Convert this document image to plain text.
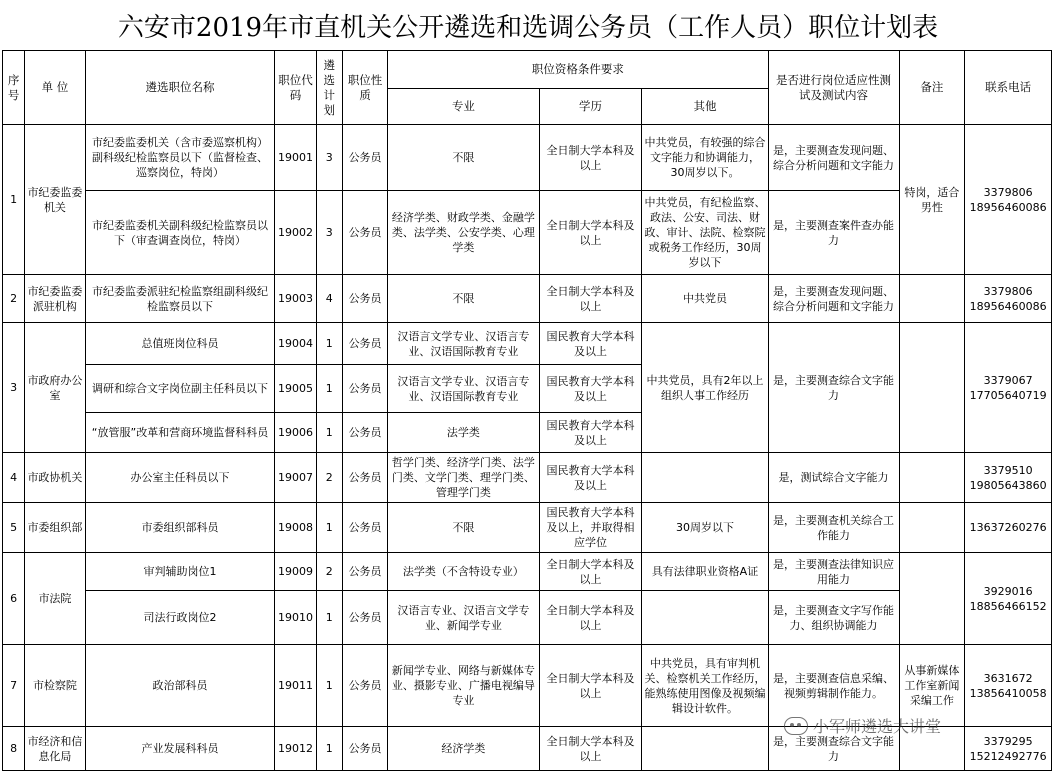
六安市2019年市直机关公开遴选和选调公务员（工作人员）职位计划表
序号	单 位	遴选职位名称	职位代码	遴选计划	职位性质	职位资格条件要求			是否进行岗位适应性测试及测试内容	备注	联系电话
						专业	学历	其他			
1	市纪委监委机关	市纪委监委机关（含市委巡察机构）副科级纪检监察员以下（监督检查、巡察岗位，特岗）	19001	3	公务员	不限	全日制大学本科及以上	中共党员，有较强的综合文字能力和协调能力，30周岁以下。	是，主要测查发现问题、综合分析问题和文字能力	特岗，适合男性	3379806 18956460086
		市纪委监委机关副科级纪检监察员以下（审查调查岗位，特岗）	19002	3	公务员	经济学类、财政学类、金融学类、法学类、公安学类、心理学类	全日制大学本科及以上	中共党员，有纪检监察、政法、公安、司法、财政、审计、法院、检察院或税务工作经历，30周岁以下	是，主要测查案件查办能力		
2	市纪委监委派驻机构	市纪委监委派驻纪检监察组副科级纪检监察员以下	19003	4	公务员	不限	全日制大学本科及以上	中共党员	是，主要测查发现问题、综合分析问题和文字能力		3379806 18956460086
3	市政府办公室	总值班岗位科员	19004	1	公务员	汉语言文学专业、汉语言专业、汉语国际教育专业	国民教育大学本科及以上	中共党员，具有2年以上组织人事工作经历	是，主要测查综合文字能力		3379067 17705640719
		调研和综合文字岗位副主任科员以下	19005	1	公务员	汉语言文学专业、汉语言专业、汉语国际教育专业	国民教育大学本科及以上				
		“放管服”改革和营商环境监督科科员	19006	1	公务员	法学类	国民教育大学本科及以上				
4	市政协机关	办公室主任科员以下	19007	2	公务员	哲学门类、经济学门类、法学门类、文学门类、理学门类、管理学门类	国民教育大学本科及以上		是，测试综合文字能力		3379510 19805643860
5	市委组织部	市委组织部科员	19008	1	公务员	不限	国民教育大学本科及以上，并取得相应学位	30周岁以下	是，主要测查机关综合工作能力		13637260276
6	市法院	审判辅助岗位1	19009	2	公务员	法学类（不含特设专业）	全日制大学本科及以上	具有法律职业资格A证	是，主要测查法律知识应用能力		3929016 18856466152
		司法行政岗位2	19010	1	公务员	汉语言专业、汉语言文学专业、新闻学专业	全日制大学本科及以上		是，主要测查文字写作能力、组织协调能力		
7	市检察院	政治部科员	19011	1	公务员	新闻学专业、网络与新媒体专业、摄影专业、广播电视编导专业	全日制大学本科及以上	中共党员，具有审判机关、检察机关工作经历，能熟练使用图像及视频编辑设计软件。	是，主要测查信息采编、视频剪辑制作能力。	从事新媒体工作室新闻采编工作	3631672 13856410058
8	市经济和信息化局	产业发展科科员	19012	1	公务员	经济学类	全日制大学本科及以上		是，主要测查综合文字能力		3379295 15212492776
小军师遴选大讲堂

--*--

▶ Task description
Leave out the pictures and output the rest of the material exactly as written.

▶ Response
Convert this document image to plain text.
六安市2019年市直机关公开遴选和选调公务员（工作人员）职位计划表
序号	单 位	遴选职位名称	职位代码	遴选计划	职位性质	职位资格条件要求			是否进行岗位适应性测试及测试内容	备注	联系电话
						专业	学历	其他			
1	市纪委监委机关	市纪委监委机关（含市委巡察机构）副科级纪检监察员以下（监督检查、巡察岗位，特岗）	19001	3	公务员	不限	全日制大学本科及以上	中共党员，有较强的综合文字能力和协调能力，30周岁以下。	是，主要测查发现问题、综合分析问题和文字能力	特岗，适合男性	3379806 18956460086
		市纪委监委机关副科级纪检监察员以下（审查调查岗位，特岗）	19002	3	公务员	经济学类、财政学类、金融学类、法学类、公安学类、心理学类	全日制大学本科及以上	中共党员，有纪检监察、政法、公安、司法、财政、审计、法院、检察院或税务工作经历，30周岁以下	是，主要测查案件查办能力		
2	市纪委监委派驻机构	市纪委监委派驻纪检监察组副科级纪检监察员以下	19003	4	公务员	不限	全日制大学本科及以上	中共党员	是，主要测查发现问题、综合分析问题和文字能力		3379806 18956460086
3	市政府办公室	总值班岗位科员	19004	1	公务员	汉语言文学专业、汉语言专业、汉语国际教育专业	国民教育大学本科及以上	中共党员，具有2年以上组织人事工作经历	是，主要测查综合文字能力		3379067 17705640719
		调研和综合文字岗位副主任科员以下	19005	1	公务员	汉语言文学专业、汉语言专业、汉语国际教育专业	国民教育大学本科及以上				
		“放管服”改革和营商环境监督科科员	19006	1	公务员	法学类	国民教育大学本科及以上				
4	市政协机关	办公室主任科员以下	19007	2	公务员	哲学门类、经济学门类、法学门类、文学门类、理学门类、管理学门类	国民教育大学本科及以上		是，测试综合文字能力		3379510 19805643860
5	市委组织部	市委组织部科员	19008	1	公务员	不限	国民教育大学本科及以上，并取得相应学位	30周岁以下	是，主要测查机关综合工作能力		13637260276
6	市法院	审判辅助岗位1	19009	2	公务员	法学类（不含特设专业）	全日制大学本科及以上	具有法律职业资格A证	是，主要测查法律知识应用能力		3929016 18856466152
		司法行政岗位2	19010	1	公务员	汉语言专业、汉语言文学专业、新闻学专业	全日制大学本科及以上		是，主要测查文字写作能力、组织协调能力		
7	市检察院	政治部科员	19011	1	公务员	新闻学专业、网络与新媒体专业、摄影专业、广播电视编导专业	全日制大学本科及以上	中共党员，具有审判机关、检察机关工作经历，能熟练使用图像及视频编辑设计软件。	是，主要测查信息采编、视频剪辑制作能力。	从事新媒体工作室新闻采编工作	3631672 13856410058
8	市经济和信息化局	产业发展科科员	19012	1	公务员	经济学类	全日制大学本科及以上		是，主要测查综合文字能力		3379295 15212492776
小军师遴选大讲堂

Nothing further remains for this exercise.